**AVAILABLE DATA:**
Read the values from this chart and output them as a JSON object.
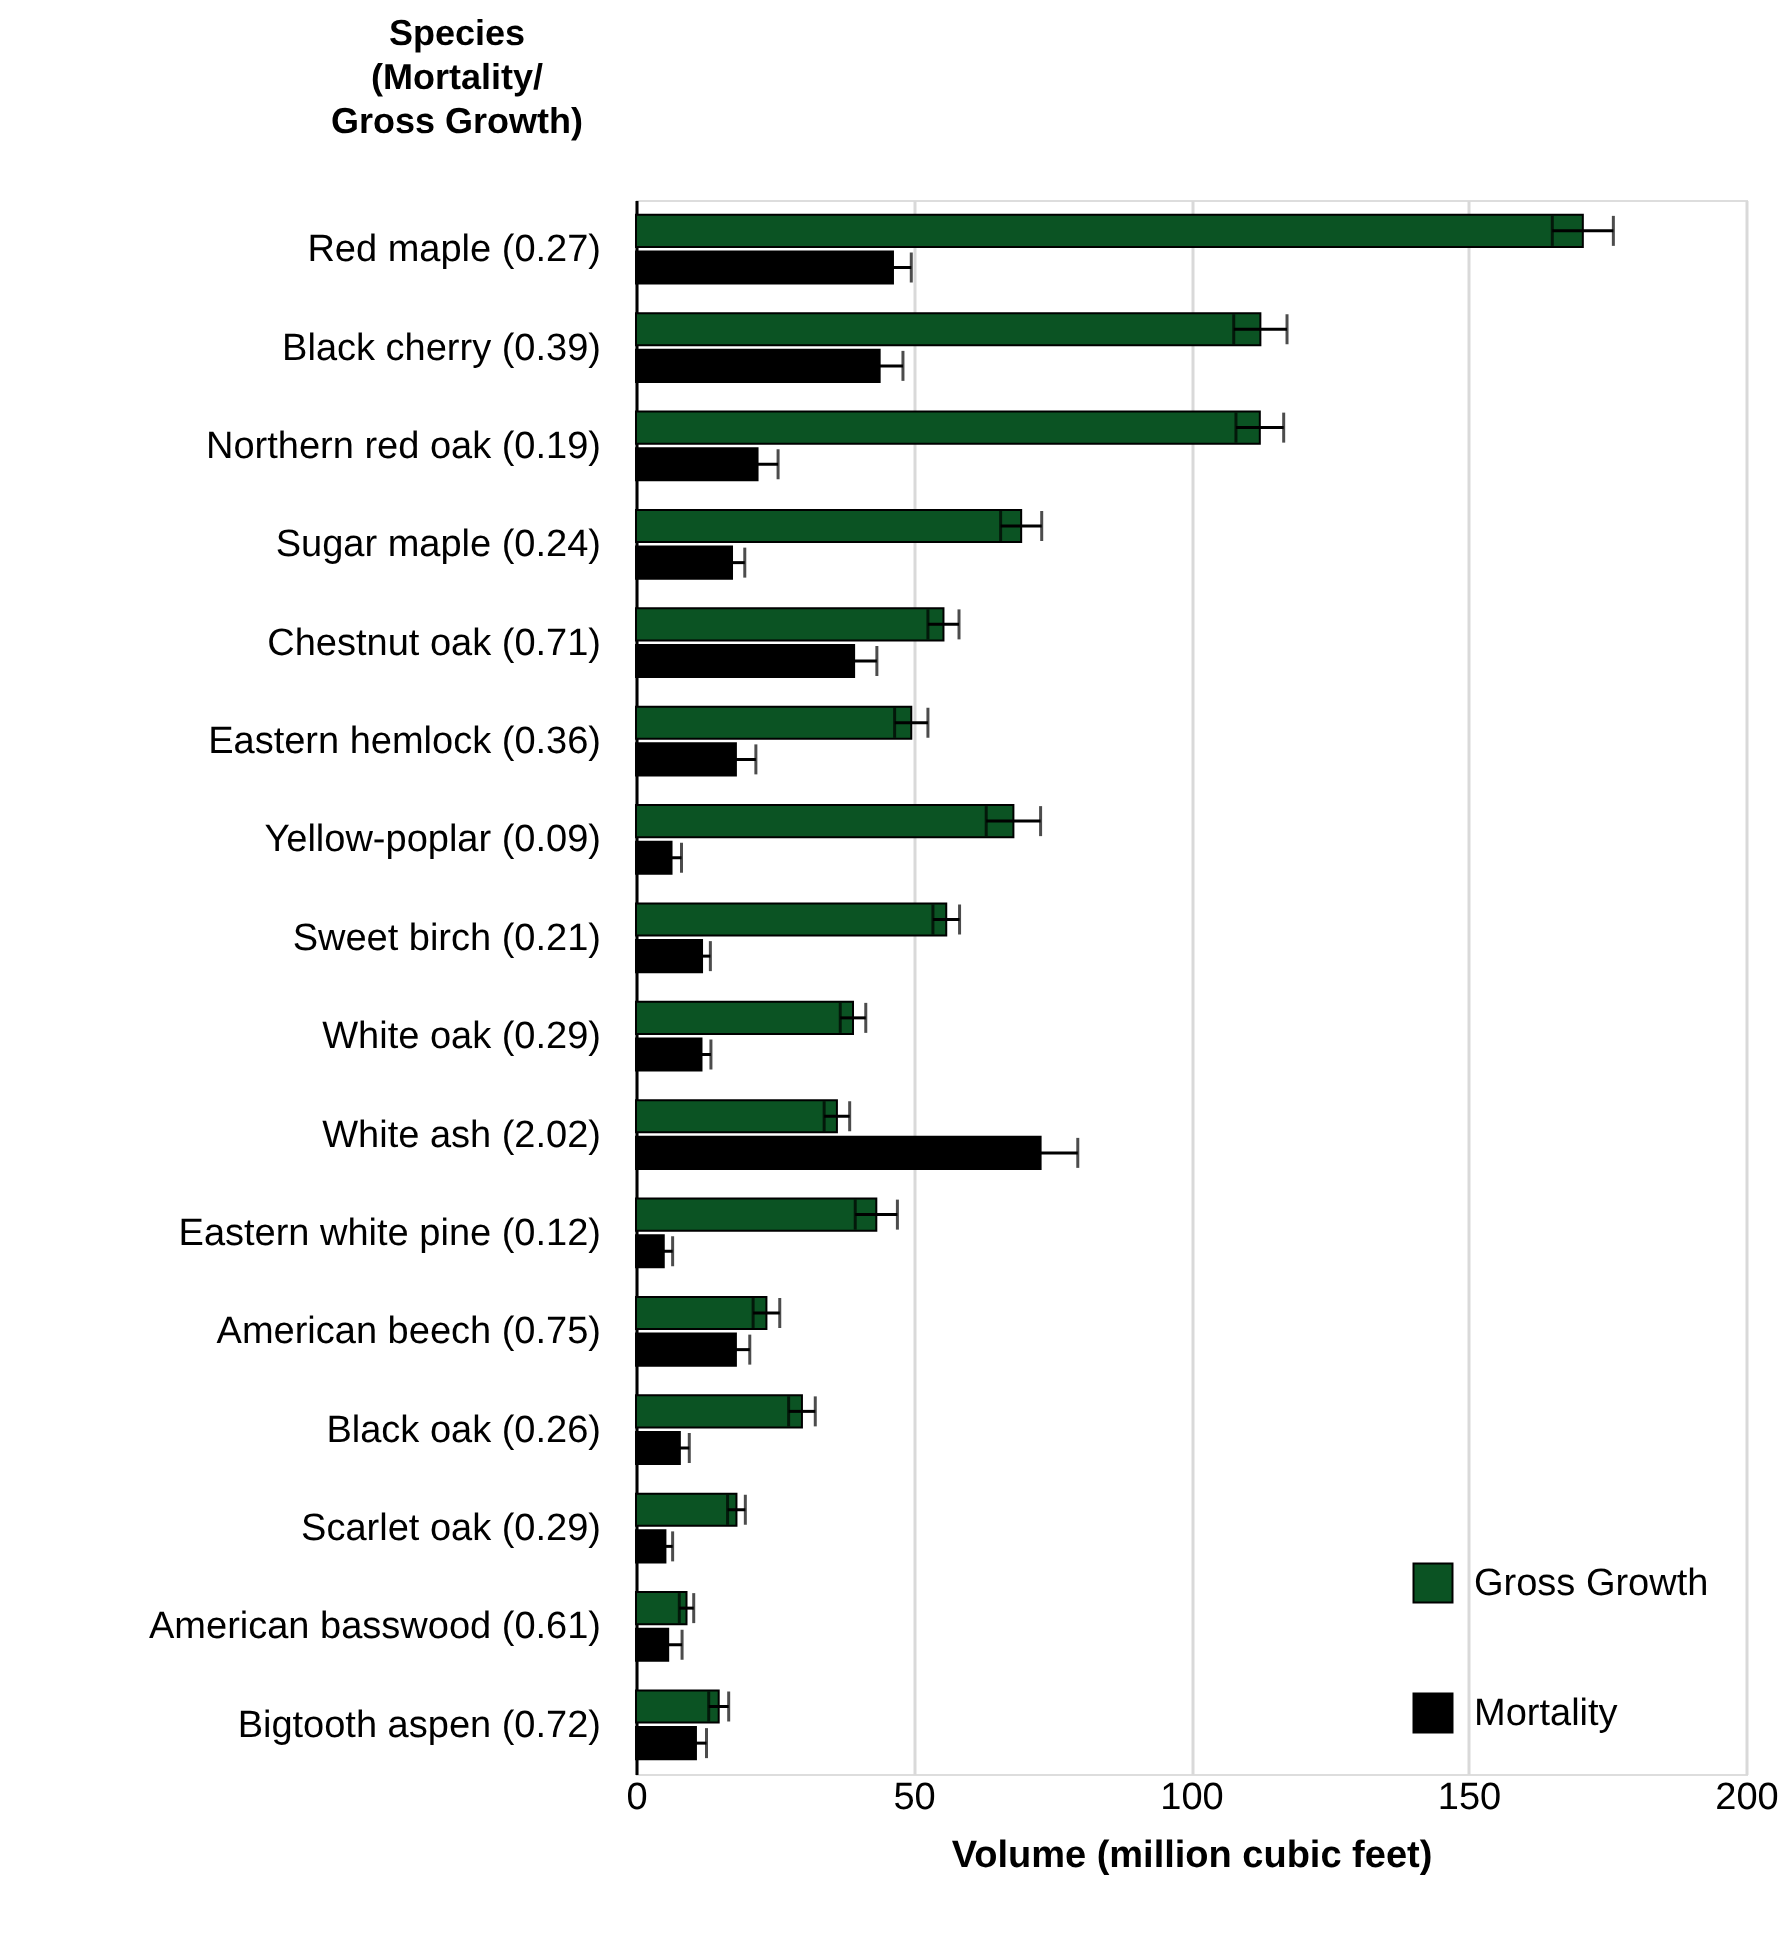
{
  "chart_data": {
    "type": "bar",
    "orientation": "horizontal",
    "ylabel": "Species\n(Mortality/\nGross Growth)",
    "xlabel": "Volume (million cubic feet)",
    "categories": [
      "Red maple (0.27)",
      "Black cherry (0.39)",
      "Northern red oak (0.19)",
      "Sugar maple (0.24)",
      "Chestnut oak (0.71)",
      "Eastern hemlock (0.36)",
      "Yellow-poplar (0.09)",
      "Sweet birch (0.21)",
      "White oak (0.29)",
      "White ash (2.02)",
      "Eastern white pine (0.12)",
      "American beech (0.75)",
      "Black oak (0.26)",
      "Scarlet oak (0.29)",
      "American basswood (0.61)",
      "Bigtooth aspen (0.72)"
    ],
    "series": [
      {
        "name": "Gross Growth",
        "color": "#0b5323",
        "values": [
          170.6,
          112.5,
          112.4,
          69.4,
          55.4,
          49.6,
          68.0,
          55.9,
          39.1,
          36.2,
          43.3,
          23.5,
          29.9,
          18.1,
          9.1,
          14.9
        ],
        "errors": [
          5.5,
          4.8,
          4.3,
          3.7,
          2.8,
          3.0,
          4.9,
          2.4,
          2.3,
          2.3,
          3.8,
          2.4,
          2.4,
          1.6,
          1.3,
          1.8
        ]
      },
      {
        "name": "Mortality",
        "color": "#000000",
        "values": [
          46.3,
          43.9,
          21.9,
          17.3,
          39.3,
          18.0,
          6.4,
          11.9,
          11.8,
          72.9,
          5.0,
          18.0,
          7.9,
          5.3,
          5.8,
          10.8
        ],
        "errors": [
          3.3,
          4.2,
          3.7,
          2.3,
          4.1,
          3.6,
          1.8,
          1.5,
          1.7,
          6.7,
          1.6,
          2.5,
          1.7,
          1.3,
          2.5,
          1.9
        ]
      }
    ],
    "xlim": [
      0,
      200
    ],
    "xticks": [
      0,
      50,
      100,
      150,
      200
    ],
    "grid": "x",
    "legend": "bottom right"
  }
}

**THE PROBLEM:** Produce an exact copy of each line of data, skipping embedded images.

**ANSWER TO THIS PROBLEM:**
Read the values from this chart and output them as a JSON object.
{
  "chart_data": {
    "type": "bar",
    "orientation": "horizontal",
    "ylabel": "Species\n(Mortality/\nGross Growth)",
    "xlabel": "Volume (million cubic feet)",
    "categories": [
      "Red maple (0.27)",
      "Black cherry (0.39)",
      "Northern red oak (0.19)",
      "Sugar maple (0.24)",
      "Chestnut oak (0.71)",
      "Eastern hemlock (0.36)",
      "Yellow-poplar (0.09)",
      "Sweet birch (0.21)",
      "White oak (0.29)",
      "White ash (2.02)",
      "Eastern white pine (0.12)",
      "American beech (0.75)",
      "Black oak (0.26)",
      "Scarlet oak (0.29)",
      "American basswood (0.61)",
      "Bigtooth aspen (0.72)"
    ],
    "series": [
      {
        "name": "Gross Growth",
        "color": "#0b5323",
        "values": [
          170.6,
          112.5,
          112.4,
          69.4,
          55.4,
          49.6,
          68.0,
          55.9,
          39.1,
          36.2,
          43.3,
          23.5,
          29.9,
          18.1,
          9.1,
          14.9
        ],
        "errors": [
          5.5,
          4.8,
          4.3,
          3.7,
          2.8,
          3.0,
          4.9,
          2.4,
          2.3,
          2.3,
          3.8,
          2.4,
          2.4,
          1.6,
          1.3,
          1.8
        ]
      },
      {
        "name": "Mortality",
        "color": "#000000",
        "values": [
          46.3,
          43.9,
          21.9,
          17.3,
          39.3,
          18.0,
          6.4,
          11.9,
          11.8,
          72.9,
          5.0,
          18.0,
          7.9,
          5.3,
          5.8,
          10.8
        ],
        "errors": [
          3.3,
          4.2,
          3.7,
          2.3,
          4.1,
          3.6,
          1.8,
          1.5,
          1.7,
          6.7,
          1.6,
          2.5,
          1.7,
          1.3,
          2.5,
          1.9
        ]
      }
    ],
    "xlim": [
      0,
      200
    ],
    "xticks": [
      0,
      50,
      100,
      150,
      200
    ],
    "grid": "x",
    "legend": "bottom right"
  }
}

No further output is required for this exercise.